══ Information supplied
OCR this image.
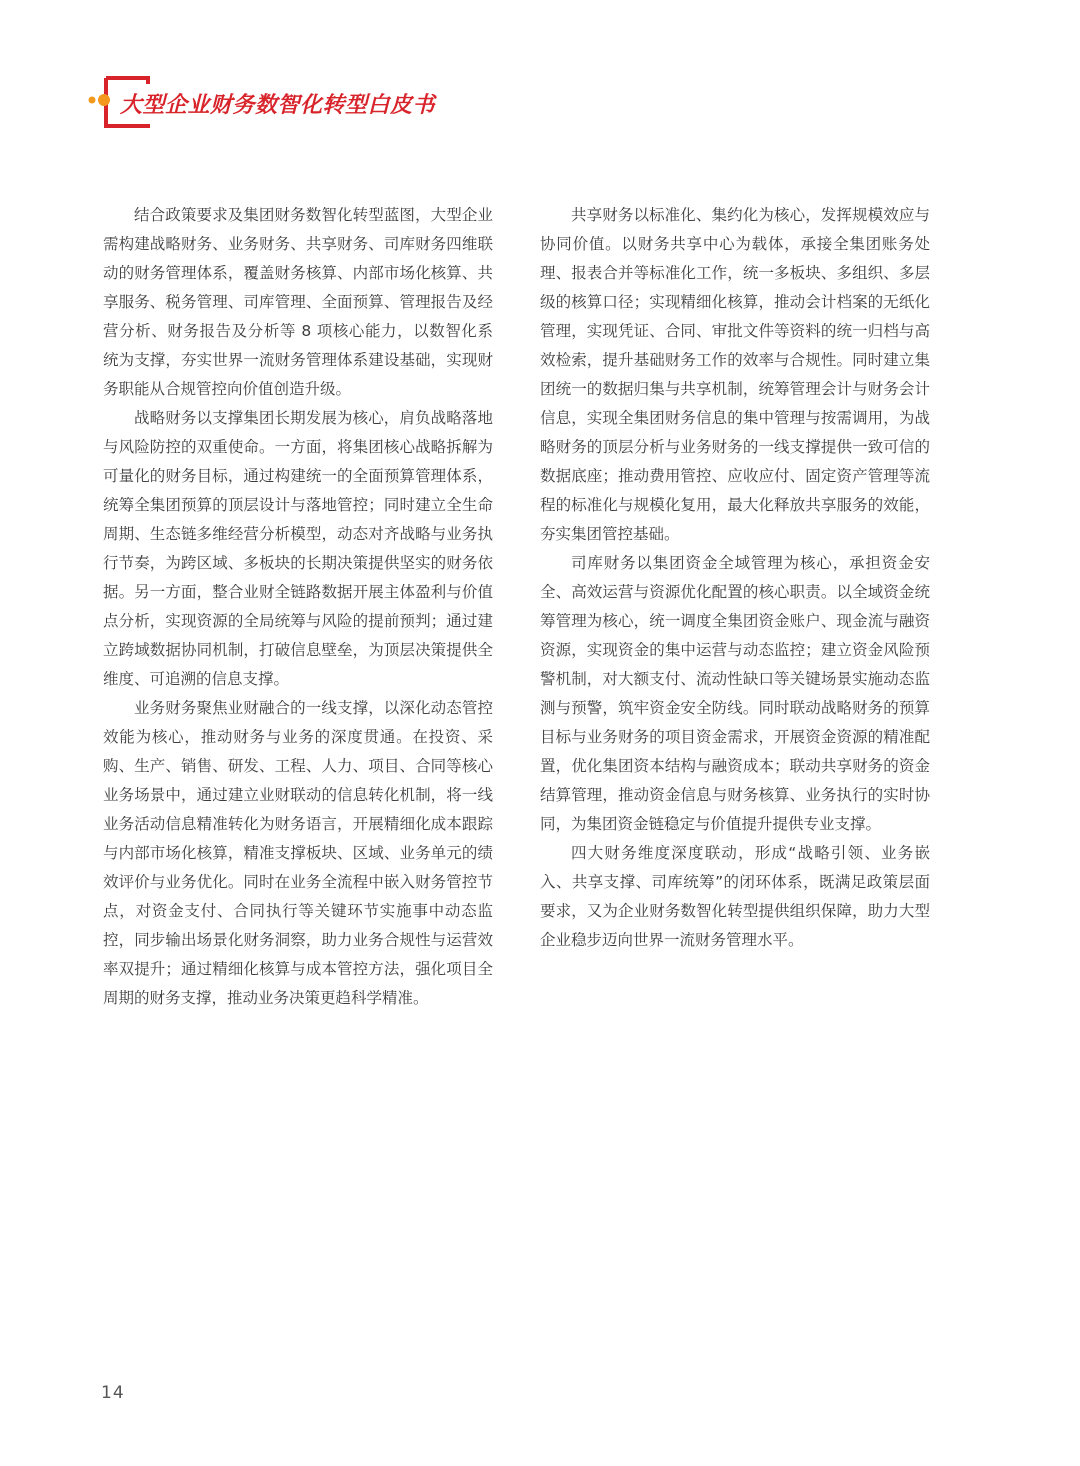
大型企业财务数智化转型白皮书

结合政策要求及集团财务数智化转型蓝图，大型企业需构建战略财务、业务财务、共享财务、司库财务四维联动的财务管理体系，覆盖财务核算、内部市场化核算、共享服务、税务管理、司库管理、全面预算、管理报告及经营分析、财务报告及分析等 8 项核心能力，以数智化系统为支撑，夯实世界一流财务管理体系建设基础，实现财务职能从合规管控向价值创造升级。

战略财务以支撑集团长期发展为核心，肩负战略落地与风险防控的双重使命。一方面，将集团核心战略拆解为可量化的财务目标，通过构建统一的全面预算管理体系，统筹全集团预算的顶层设计与落地管控；同时建立全生命周期、生态链多维经营分析模型，动态对齐战略与业务执行节奏，为跨区域、多板块的长期决策提供坚实的财务依据。另一方面，整合业财全链路数据开展主体盈利与价值点分析，实现资源的全局统筹与风险的提前预判；通过建立跨域数据协同机制，打破信息壁垒，为顶层决策提供全维度、可追溯的信息支撑。

业务财务聚焦业财融合的一线支撑，以深化动态管控效能为核心，推动财务与业务的深度贯通。在投资、采购、生产、销售、研发、工程、人力、项目、合同等核心业务场景中，通过建立业财联动的信息转化机制，将一线业务活动信息精准转化为财务语言，开展精细化成本跟踪与内部市场化核算，精准支撑板块、区域、业务单元的绩效评价与业务优化。同时在业务全流程中嵌入财务管控节点，对资金支付、合同执行等关键环节实施事中动态监控，同步输出场景化财务洞察，助力业务合规性与运营效率双提升；通过精细化核算与成本管控方法，强化项目全周期的财务支撑，推动业务决策更趋科学精准。

共享财务以标准化、集约化为核心，发挥规模效应与协同价值。以财务共享中心为载体，承接全集团账务处理、报表合并等标准化工作，统一多板块、多组织、多层级的核算口径；实现精细化核算，推动会计档案的无纸化管理，实现凭证、合同、审批文件等资料的统一归档与高效检索，提升基础财务工作的效率与合规性。同时建立集团统一的数据归集与共享机制，统筹管理会计与财务会计信息，实现全集团财务信息的集中管理与按需调用，为战略财务的顶层分析与业务财务的一线支撑提供一致可信的数据底座；推动费用管控、应收应付、固定资产管理等流程的标准化与规模化复用，最大化释放共享服务的效能，夯实集团管控基础。

司库财务以集团资金全域管理为核心，承担资金安全、高效运营与资源优化配置的核心职责。以全域资金统筹管理为核心，统一调度全集团资金账户、现金流与融资资源，实现资金的集中运营与动态监控；建立资金风险预警机制，对大额支付、流动性缺口等关键场景实施动态监测与预警，筑牢资金安全防线。同时联动战略财务的预算目标与业务财务的项目资金需求，开展资金资源的精准配置，优化集团资本结构与融资成本；联动共享财务的资金结算管理，推动资金信息与财务核算、业务执行的实时协同，为集团资金链稳定与价值提升提供专业支撑。

四大财务维度深度联动，形成“战略引领、业务嵌入、共享支撑、司库统筹”的闭环体系，既满足政策层面要求，又为企业财务数智化转型提供组织保障，助力大型企业稳步迈向世界一流财务管理水平。

14
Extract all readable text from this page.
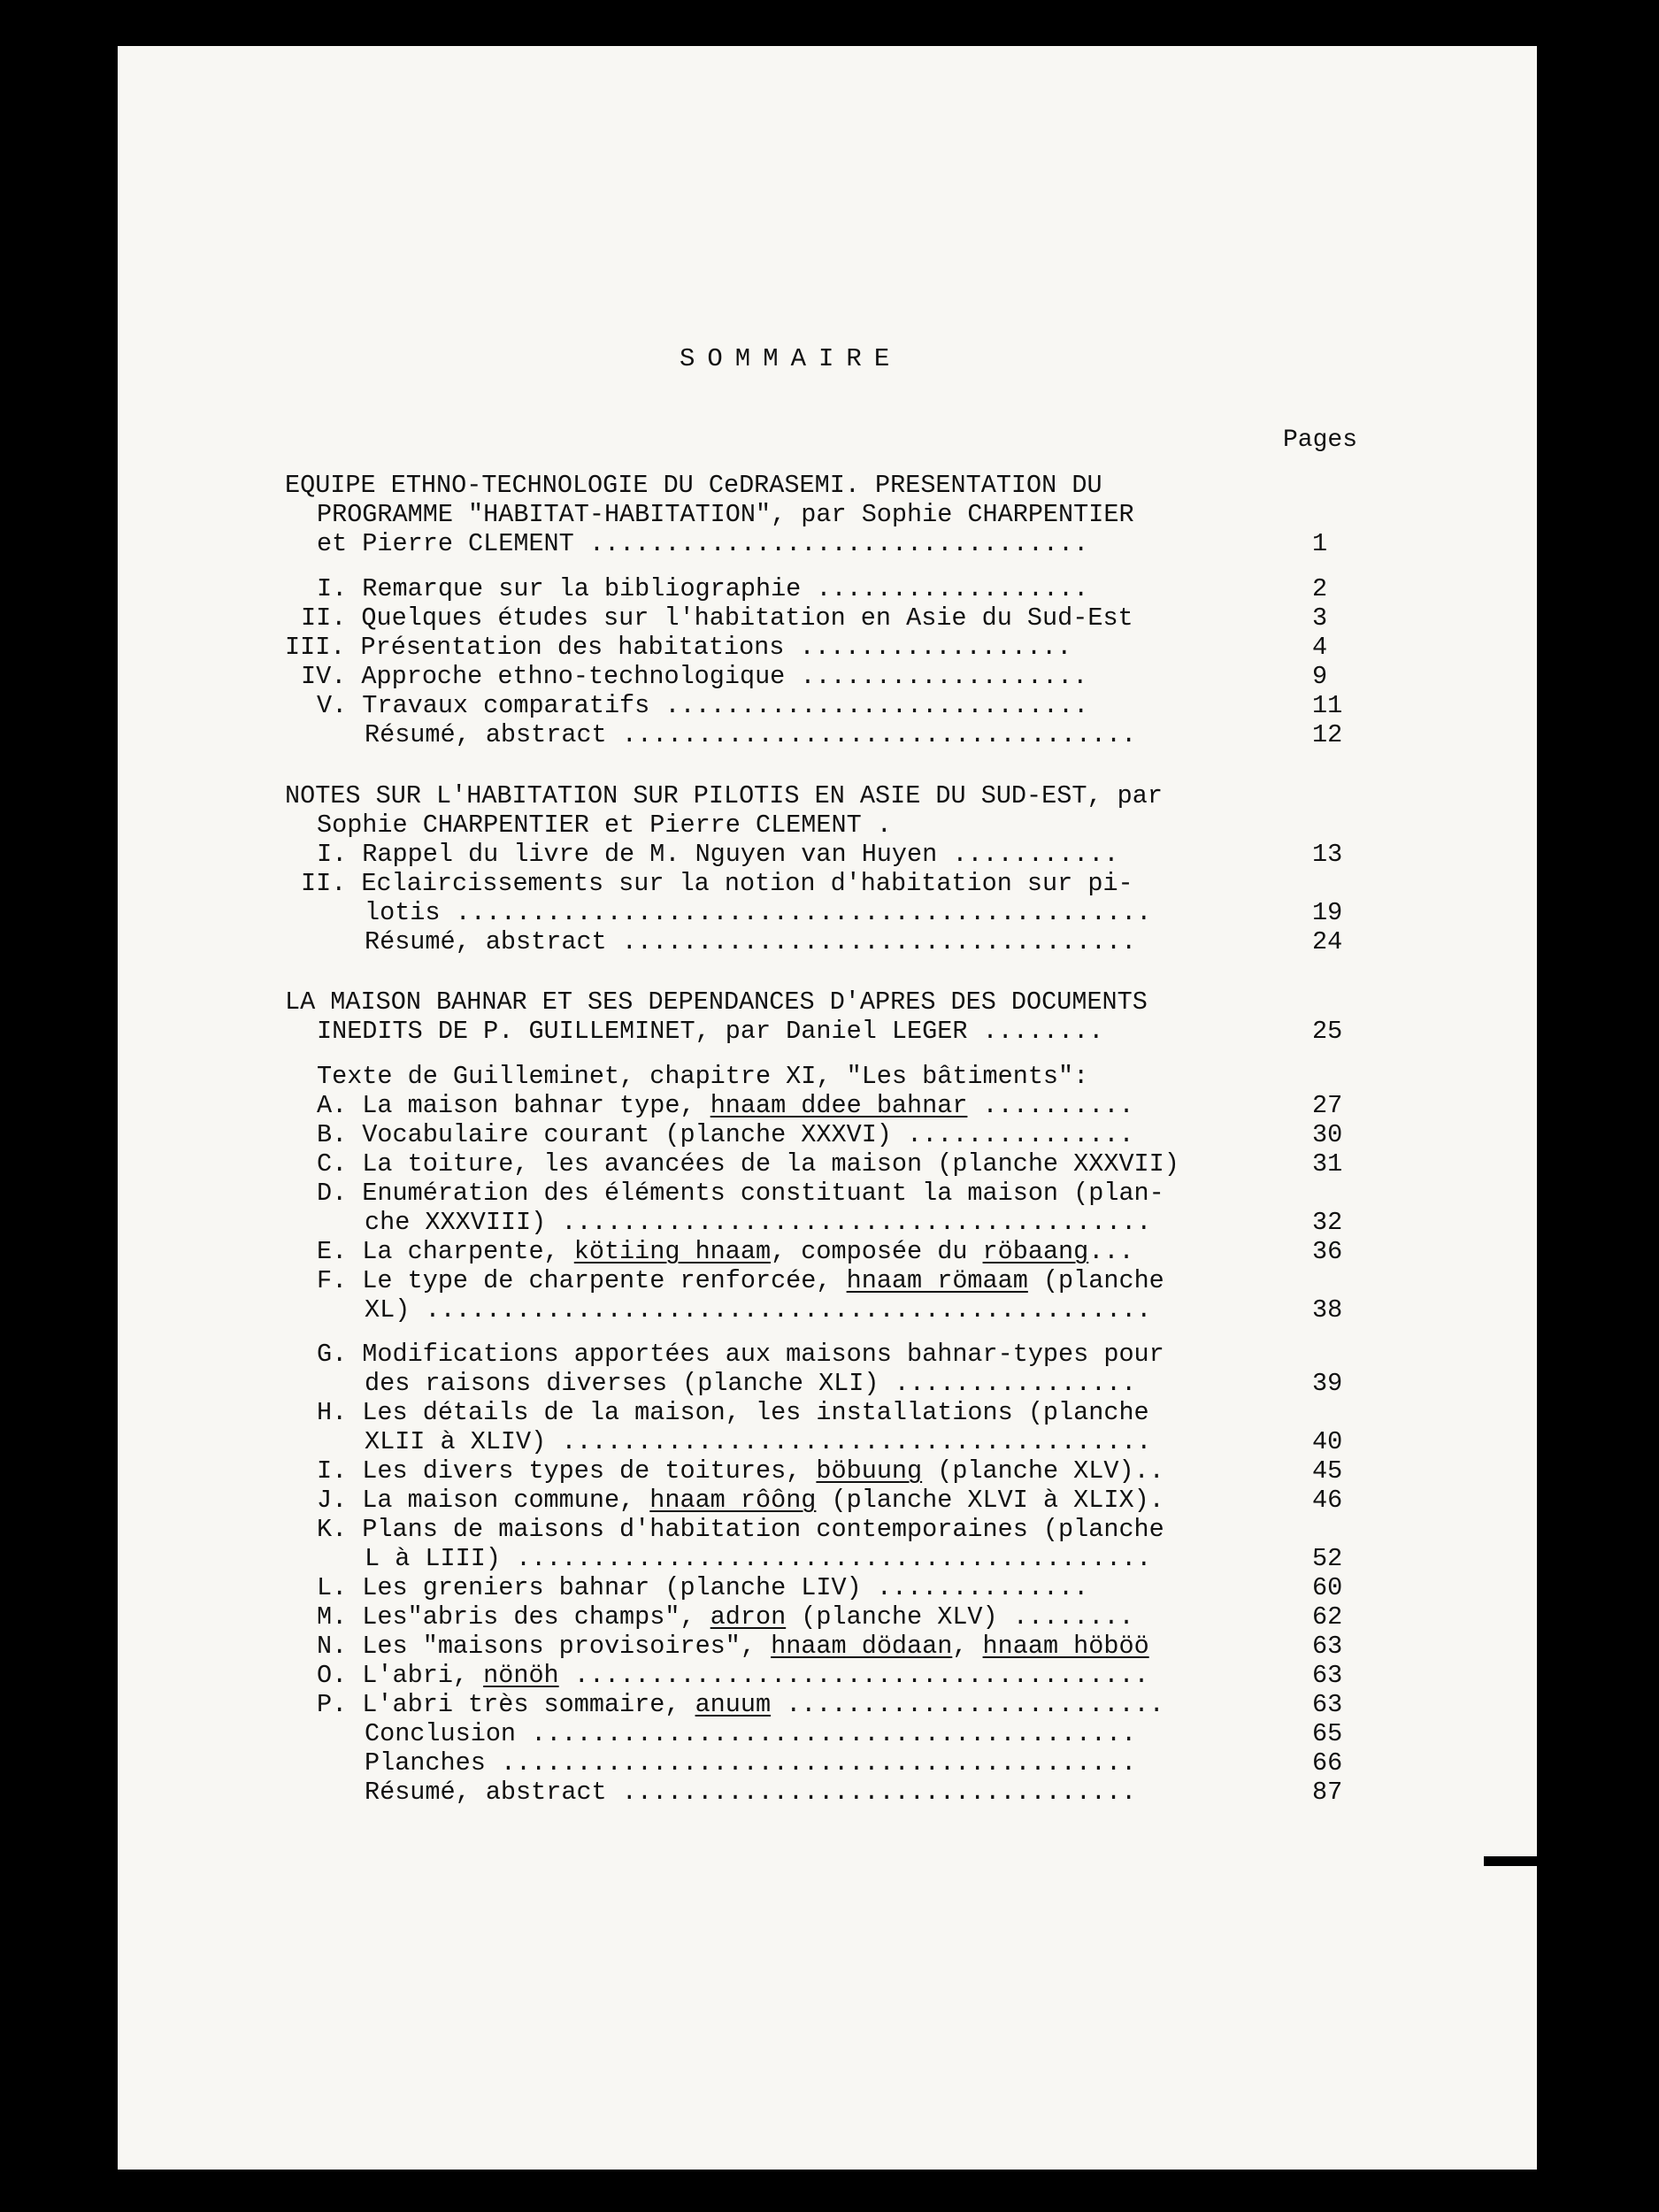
SOMMAIRE
Pages
EQUIPE ETHNO-TECHNOLOGIE DU CeDRASEMI. PRESENTATION DU
PROGRAMME "HABITAT-HABITATION", par Sophie CHARPENTIER
et Pierre CLEMENT .................................	1
I. Remarque sur la bibliographie ..................	2
II. Quelques études sur l'habitation en Asie du Sud-Est	3
III. Présentation des habitations ..................	4
IV. Approche ethno-technologique ...................	9
V. Travaux comparatifs ............................	11
Résumé, abstract ..................................	12
NOTES SUR L'HABITATION SUR PILOTIS EN ASIE DU SUD-EST, par
Sophie CHARPENTIER et Pierre CLEMENT .
I. Rappel du livre de M. Nguyen van Huyen ...........	13
II. Eclaircissements sur la notion d'habitation sur pi-
lotis ..............................................	19
Résumé, abstract ..................................	24
LA MAISON BAHNAR ET SES DEPENDANCES D'APRES DES DOCUMENTS
INEDITS DE P. GUILLEMINET, par Daniel LEGER ........	25
Texte de Guilleminet, chapitre XI, "Les bâtiments":
A. La maison bahnar type, hnaam ddee bahnar ..........	27
B. Vocabulaire courant (planche XXXVI) ...............	30
C. La toiture, les avancées de la maison (planche XXXVII)	31
D. Enumération des éléments constituant la maison (plan-
che XXXVIII) .......................................	32
E. La charpente, kötiing hnaam, composée du röbaang...	36
F. Le type de charpente renforcée, hnaam römaam (planche
XL) ................................................	38
G. Modifications apportées aux maisons bahnar-types pour
des raisons diverses (planche XLI) ................	39
H. Les détails de la maison, les installations (planche
XLII à XLIV) .......................................	40
I. Les divers types de toitures, böbuung (planche XLV)..	45
J. La maison commune, hnaam rôông (planche XLVI à XLIX).	46
K. Plans de maisons d'habitation contemporaines (planche
L à LIII) ..........................................	52
L. Les greniers bahnar (planche LIV) ..............	60
M. Les"abris des champs", adron (planche XLV) ........	62
N. Les "maisons provisoires", hnaam dödaan, hnaam höböö	63
O. L'abri, nönöh ......................................	63
P. L'abri très sommaire, anuum .........................	63
Conclusion ........................................	65
Planches ..........................................	66
Résumé, abstract ..................................	87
════
From the entries above, copy out every line where the string "types" appears.

G. Modifications apportées aux maisons bahnar-types pour
I. Les divers types de toitures, böbuung (planche XLV)..	45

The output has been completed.